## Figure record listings

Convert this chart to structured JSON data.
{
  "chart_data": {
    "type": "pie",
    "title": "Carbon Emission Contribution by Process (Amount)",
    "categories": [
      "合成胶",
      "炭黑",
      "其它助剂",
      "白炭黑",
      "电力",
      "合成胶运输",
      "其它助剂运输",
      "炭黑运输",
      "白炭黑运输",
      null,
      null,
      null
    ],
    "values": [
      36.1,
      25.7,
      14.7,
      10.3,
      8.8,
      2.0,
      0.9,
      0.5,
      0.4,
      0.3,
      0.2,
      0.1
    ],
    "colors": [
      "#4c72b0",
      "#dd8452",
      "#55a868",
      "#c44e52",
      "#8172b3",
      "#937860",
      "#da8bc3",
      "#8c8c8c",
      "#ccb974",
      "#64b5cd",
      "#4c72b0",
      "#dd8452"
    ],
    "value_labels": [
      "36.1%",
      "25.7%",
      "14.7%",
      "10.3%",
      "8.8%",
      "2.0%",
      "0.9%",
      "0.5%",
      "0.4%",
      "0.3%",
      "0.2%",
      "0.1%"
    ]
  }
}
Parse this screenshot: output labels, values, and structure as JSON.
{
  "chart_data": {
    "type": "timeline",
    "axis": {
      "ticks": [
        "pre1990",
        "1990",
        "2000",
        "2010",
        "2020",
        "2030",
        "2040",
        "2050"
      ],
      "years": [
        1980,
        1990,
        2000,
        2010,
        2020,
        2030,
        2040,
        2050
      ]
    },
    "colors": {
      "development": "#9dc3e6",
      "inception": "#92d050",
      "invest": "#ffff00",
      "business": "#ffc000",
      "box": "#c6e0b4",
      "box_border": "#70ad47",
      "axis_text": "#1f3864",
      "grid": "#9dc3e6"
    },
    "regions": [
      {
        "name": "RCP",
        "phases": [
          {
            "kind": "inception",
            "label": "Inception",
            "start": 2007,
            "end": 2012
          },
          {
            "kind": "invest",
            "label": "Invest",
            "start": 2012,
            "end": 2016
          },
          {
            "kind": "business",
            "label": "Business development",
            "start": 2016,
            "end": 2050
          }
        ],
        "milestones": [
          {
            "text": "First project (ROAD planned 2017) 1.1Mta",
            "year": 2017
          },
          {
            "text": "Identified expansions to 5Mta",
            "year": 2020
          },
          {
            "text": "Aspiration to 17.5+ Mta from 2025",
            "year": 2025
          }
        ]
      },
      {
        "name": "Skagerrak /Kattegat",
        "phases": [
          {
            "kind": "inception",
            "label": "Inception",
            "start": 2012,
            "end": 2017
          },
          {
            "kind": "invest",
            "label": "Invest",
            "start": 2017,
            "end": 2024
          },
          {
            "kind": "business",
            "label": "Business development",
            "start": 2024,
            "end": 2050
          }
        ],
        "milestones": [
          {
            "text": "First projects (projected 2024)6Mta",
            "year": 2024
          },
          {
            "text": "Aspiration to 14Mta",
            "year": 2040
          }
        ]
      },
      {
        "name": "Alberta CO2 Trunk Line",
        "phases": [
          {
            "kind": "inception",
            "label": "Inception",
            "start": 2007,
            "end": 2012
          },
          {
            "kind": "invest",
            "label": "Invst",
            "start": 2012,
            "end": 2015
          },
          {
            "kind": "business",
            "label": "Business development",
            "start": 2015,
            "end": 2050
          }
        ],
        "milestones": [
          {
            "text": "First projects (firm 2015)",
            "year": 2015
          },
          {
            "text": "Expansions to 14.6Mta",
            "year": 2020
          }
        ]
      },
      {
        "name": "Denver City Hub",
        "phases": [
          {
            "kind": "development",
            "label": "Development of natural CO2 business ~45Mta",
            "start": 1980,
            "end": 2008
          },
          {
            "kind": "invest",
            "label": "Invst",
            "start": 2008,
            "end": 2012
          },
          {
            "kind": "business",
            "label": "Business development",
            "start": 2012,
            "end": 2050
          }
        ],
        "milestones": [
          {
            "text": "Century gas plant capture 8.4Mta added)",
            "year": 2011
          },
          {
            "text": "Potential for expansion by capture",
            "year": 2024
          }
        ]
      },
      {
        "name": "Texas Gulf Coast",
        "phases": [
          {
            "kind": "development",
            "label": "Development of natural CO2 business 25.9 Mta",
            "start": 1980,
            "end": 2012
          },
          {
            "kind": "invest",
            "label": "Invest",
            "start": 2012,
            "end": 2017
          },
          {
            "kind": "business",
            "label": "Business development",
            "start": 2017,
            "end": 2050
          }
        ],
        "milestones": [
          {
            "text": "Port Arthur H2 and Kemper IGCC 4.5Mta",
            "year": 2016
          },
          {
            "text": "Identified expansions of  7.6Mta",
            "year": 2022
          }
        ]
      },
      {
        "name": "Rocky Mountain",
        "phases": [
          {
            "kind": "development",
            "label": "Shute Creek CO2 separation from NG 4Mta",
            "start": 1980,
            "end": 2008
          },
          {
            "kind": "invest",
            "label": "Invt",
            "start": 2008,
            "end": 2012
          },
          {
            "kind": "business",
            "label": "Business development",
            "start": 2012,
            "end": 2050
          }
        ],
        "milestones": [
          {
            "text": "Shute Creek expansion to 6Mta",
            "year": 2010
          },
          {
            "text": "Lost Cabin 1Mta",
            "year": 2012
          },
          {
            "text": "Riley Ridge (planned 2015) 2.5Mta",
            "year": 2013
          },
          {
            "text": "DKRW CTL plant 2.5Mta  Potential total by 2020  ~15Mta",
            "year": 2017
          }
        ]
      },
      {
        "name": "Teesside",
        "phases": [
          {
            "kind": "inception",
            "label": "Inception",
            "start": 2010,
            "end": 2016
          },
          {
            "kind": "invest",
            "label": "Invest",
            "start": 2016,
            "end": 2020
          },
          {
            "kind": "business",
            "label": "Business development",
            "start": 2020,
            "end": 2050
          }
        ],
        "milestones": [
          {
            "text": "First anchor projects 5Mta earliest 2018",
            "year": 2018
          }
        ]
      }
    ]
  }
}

## Your goal
Write out all the records above again, exactly as they stand.

## Task solution
Convert this chart to structured JSON data.
{
  "chart_data": {
    "type": "pie",
    "title": "Carbon Emission Contribution by Process (Amount)",
    "categories": [
      "合成胶",
      "炭黑",
      "其它助剂",
      "白炭黑",
      "电力",
      "合成胶运输",
      "其它助剂运输",
      "炭黑运输",
      "白炭黑运输",
      null,
      null,
      null
    ],
    "values": [
      36.1,
      25.7,
      14.7,
      10.3,
      8.8,
      2.0,
      0.9,
      0.5,
      0.4,
      0.3,
      0.2,
      0.1
    ],
    "colors": [
      "#4c72b0",
      "#dd8452",
      "#55a868",
      "#c44e52",
      "#8172b3",
      "#937860",
      "#da8bc3",
      "#8c8c8c",
      "#ccb974",
      "#64b5cd",
      "#4c72b0",
      "#dd8452"
    ],
    "value_labels": [
      "36.1%",
      "25.7%",
      "14.7%",
      "10.3%",
      "8.8%",
      "2.0%",
      "0.9%",
      "0.5%",
      "0.4%",
      "0.3%",
      "0.2%",
      "0.1%"
    ]
  }
}
Parse this screenshot: output labels, values, and structure as JSON.
{
  "chart_data": {
    "type": "timeline",
    "axis": {
      "ticks": [
        "pre1990",
        "1990",
        "2000",
        "2010",
        "2020",
        "2030",
        "2040",
        "2050"
      ],
      "years": [
        1980,
        1990,
        2000,
        2010,
        2020,
        2030,
        2040,
        2050
      ]
    },
    "colors": {
      "development": "#9dc3e6",
      "inception": "#92d050",
      "invest": "#ffff00",
      "business": "#ffc000",
      "box": "#c6e0b4",
      "box_border": "#70ad47",
      "axis_text": "#1f3864",
      "grid": "#9dc3e6"
    },
    "regions": [
      {
        "name": "RCP",
        "phases": [
          {
            "kind": "inception",
            "label": "Inception",
            "start": 2007,
            "end": 2012
          },
          {
            "kind": "invest",
            "label": "Invest",
            "start": 2012,
            "end": 2016
          },
          {
            "kind": "business",
            "label": "Business development",
            "start": 2016,
            "end": 2050
          }
        ],
        "milestones": [
          {
            "text": "First project (ROAD planned 2017) 1.1Mta",
            "year": 2017
          },
          {
            "text": "Identified expansions to 5Mta",
            "year": 2020
          },
          {
            "text": "Aspiration to 17.5+ Mta from 2025",
            "year": 2025
          }
        ]
      },
      {
        "name": "Skagerrak /Kattegat",
        "phases": [
          {
            "kind": "inception",
            "label": "Inception",
            "start": 2012,
            "end": 2017
          },
          {
            "kind": "invest",
            "label": "Invest",
            "start": 2017,
            "end": 2024
          },
          {
            "kind": "business",
            "label": "Business development",
            "start": 2024,
            "end": 2050
          }
        ],
        "milestones": [
          {
            "text": "First projects (projected 2024)6Mta",
            "year": 2024
          },
          {
            "text": "Aspiration to 14Mta",
            "year": 2040
          }
        ]
      },
      {
        "name": "Alberta CO2 Trunk Line",
        "phases": [
          {
            "kind": "inception",
            "label": "Inception",
            "start": 2007,
            "end": 2012
          },
          {
            "kind": "invest",
            "label": "Invst",
            "start": 2012,
            "end": 2015
          },
          {
            "kind": "business",
            "label": "Business development",
            "start": 2015,
            "end": 2050
          }
        ],
        "milestones": [
          {
            "text": "First projects (firm 2015)",
            "year": 2015
          },
          {
            "text": "Expansions to 14.6Mta",
            "year": 2020
          }
        ]
      },
      {
        "name": "Denver City Hub",
        "phases": [
          {
            "kind": "development",
            "label": "Development of natural CO2 business ~45Mta",
            "start": 1980,
            "end": 2008
          },
          {
            "kind": "invest",
            "label": "Invst",
            "start": 2008,
            "end": 2012
          },
          {
            "kind": "business",
            "label": "Business development",
            "start": 2012,
            "end": 2050
          }
        ],
        "milestones": [
          {
            "text": "Century gas plant capture 8.4Mta added)",
            "year": 2011
          },
          {
            "text": "Potential for expansion by capture",
            "year": 2024
          }
        ]
      },
      {
        "name": "Texas Gulf Coast",
        "phases": [
          {
            "kind": "development",
            "label": "Development of natural CO2 business 25.9 Mta",
            "start": 1980,
            "end": 2012
          },
          {
            "kind": "invest",
            "label": "Invest",
            "start": 2012,
            "end": 2017
          },
          {
            "kind": "business",
            "label": "Business development",
            "start": 2017,
            "end": 2050
          }
        ],
        "milestones": [
          {
            "text": "Port Arthur H2 and Kemper IGCC 4.5Mta",
            "year": 2016
          },
          {
            "text": "Identified expansions of  7.6Mta",
            "year": 2022
          }
        ]
      },
      {
        "name": "Rocky Mountain",
        "phases": [
          {
            "kind": "development",
            "label": "Shute Creek CO2 separation from NG 4Mta",
            "start": 1980,
            "end": 2008
          },
          {
            "kind": "invest",
            "label": "Invt",
            "start": 2008,
            "end": 2012
          },
          {
            "kind": "business",
            "label": "Business development",
            "start": 2012,
            "end": 2050
          }
        ],
        "milestones": [
          {
            "text": "Shute Creek expansion to 6Mta",
            "year": 2010
          },
          {
            "text": "Lost Cabin 1Mta",
            "year": 2012
          },
          {
            "text": "Riley Ridge (planned 2015) 2.5Mta",
            "year": 2013
          },
          {
            "text": "DKRW CTL plant 2.5Mta  Potential total by 2020  ~15Mta",
            "year": 2017
          }
        ]
      },
      {
        "name": "Teesside",
        "phases": [
          {
            "kind": "inception",
            "label": "Inception",
            "start": 2010,
            "end": 2016
          },
          {
            "kind": "invest",
            "label": "Invest",
            "start": 2016,
            "end": 2020
          },
          {
            "kind": "business",
            "label": "Business development",
            "start": 2020,
            "end": 2050
          }
        ],
        "milestones": [
          {
            "text": "First anchor projects 5Mta earliest 2018",
            "year": 2018
          }
        ]
      }
    ]
  }
}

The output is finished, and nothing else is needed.